***** Exercise inputs *****
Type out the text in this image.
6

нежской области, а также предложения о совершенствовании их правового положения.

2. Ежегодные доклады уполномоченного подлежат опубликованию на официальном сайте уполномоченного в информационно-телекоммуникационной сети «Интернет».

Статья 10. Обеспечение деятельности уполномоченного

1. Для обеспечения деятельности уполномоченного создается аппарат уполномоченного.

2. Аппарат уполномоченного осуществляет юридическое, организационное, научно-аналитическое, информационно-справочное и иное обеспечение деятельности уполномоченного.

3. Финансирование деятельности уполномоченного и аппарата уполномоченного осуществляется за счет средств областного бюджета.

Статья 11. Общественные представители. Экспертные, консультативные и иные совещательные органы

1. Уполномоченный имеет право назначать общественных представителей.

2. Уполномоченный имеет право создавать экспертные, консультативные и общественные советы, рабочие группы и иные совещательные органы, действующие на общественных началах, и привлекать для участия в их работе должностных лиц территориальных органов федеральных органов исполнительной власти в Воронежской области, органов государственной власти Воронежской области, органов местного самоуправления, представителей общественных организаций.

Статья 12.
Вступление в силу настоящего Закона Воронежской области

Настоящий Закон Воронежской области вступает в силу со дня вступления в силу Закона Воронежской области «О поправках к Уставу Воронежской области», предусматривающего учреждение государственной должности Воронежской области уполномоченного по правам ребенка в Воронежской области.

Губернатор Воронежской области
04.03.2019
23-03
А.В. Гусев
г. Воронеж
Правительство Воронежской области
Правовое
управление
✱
*****
**Problem to solve:**
Search the data above for the string "Уполномоченный" and return every line that has it.

**Exercise response:**
1. Уполномоченный имеет право назначать общественных представителей.
2. Уполномоченный имеет право создавать экспертные, консультативные и общественные советы, рабочие группы и иные совещательные органы, действующие на общественных началах, и привлекать для участия в их работе должностных лиц территориальных органов федеральных органов исполнительной власти в Воронежской области, органов государственной власти Воронежской области, органов местного самоуправления, представителей общественных организаций.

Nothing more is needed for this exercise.